» **LISTED RECORDS**
•••

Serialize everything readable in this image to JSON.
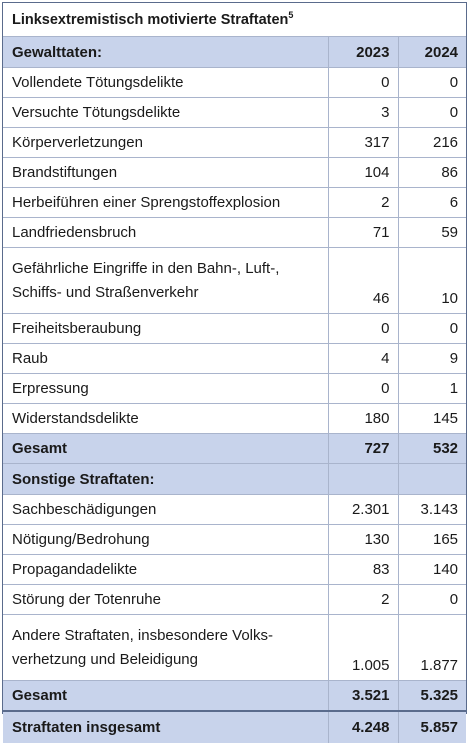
{
  "title": "Linksextremistisch motivierte Straftaten",
  "title_footnote": "5",
  "header": {
    "label": "Gewalttaten:",
    "year1": "2023",
    "year2": "2024"
  },
  "gewalt_rows": [
    {
      "label": "Vollendete Tötungsdelikte",
      "v2023": "0",
      "v2024": "0"
    },
    {
      "label": "Versuchte Tötungsdelikte",
      "v2023": "3",
      "v2024": "0"
    },
    {
      "label": "Körperverletzungen",
      "v2023": "317",
      "v2024": "216"
    },
    {
      "label": "Brandstiftungen",
      "v2023": "104",
      "v2024": "86"
    },
    {
      "label": "Herbeiführen einer Sprengstoffexplosion",
      "v2023": "2",
      "v2024": "6"
    },
    {
      "label": "Landfriedensbruch",
      "v2023": "71",
      "v2024": "59"
    },
    {
      "label_line1": "Gefährliche Eingriffe in den Bahn-, Luft-,",
      "label_line2": "Schiffs- und Straßenverkehr",
      "v2023": "46",
      "v2024": "10"
    },
    {
      "label": "Freiheitsberaubung",
      "v2023": "0",
      "v2024": "0"
    },
    {
      "label": "Raub",
      "v2023": "4",
      "v2024": "9"
    },
    {
      "label": "Erpressung",
      "v2023": "0",
      "v2024": "1"
    },
    {
      "label": "Widerstandsdelikte",
      "v2023": "180",
      "v2024": "145"
    }
  ],
  "gewalt_sum": {
    "label": "Gesamt",
    "v2023": "727",
    "v2024": "532"
  },
  "sonstige_header": {
    "label": "Sonstige Straftaten:"
  },
  "sonstige_rows": [
    {
      "label": "Sachbeschädigungen",
      "v2023": "2.301",
      "v2024": "3.143"
    },
    {
      "label": "Nötigung/Bedrohung",
      "v2023": "130",
      "v2024": "165"
    },
    {
      "label": "Propagandadelikte",
      "v2023": "83",
      "v2024": "140"
    },
    {
      "label": "Störung der Totenruhe",
      "v2023": "2",
      "v2024": "0"
    },
    {
      "label_line1": "Andere Straftaten, insbesondere Volks-",
      "label_line2": "verhetzung und Beleidigung",
      "v2023": "1.005",
      "v2024": "1.877"
    }
  ],
  "sonstige_sum": {
    "label": "Gesamt",
    "v2023": "3.521",
    "v2024": "5.325"
  },
  "grand_total": {
    "label": "Straftaten insgesamt",
    "v2023": "4.248",
    "v2024": "5.857"
  }
}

•••

» **STATED GOAL**
Where does the word "Straftaten" appear in the listing? List each line that holds it.

» **TASK SOLUTION**
  "title": "Linksextremistisch motivierte Straftaten",
    "label": "Sonstige Straftaten:"
      "label_line1": "Andere Straftaten, insbesondere Volks-",
    "label": "Straftaten insgesamt",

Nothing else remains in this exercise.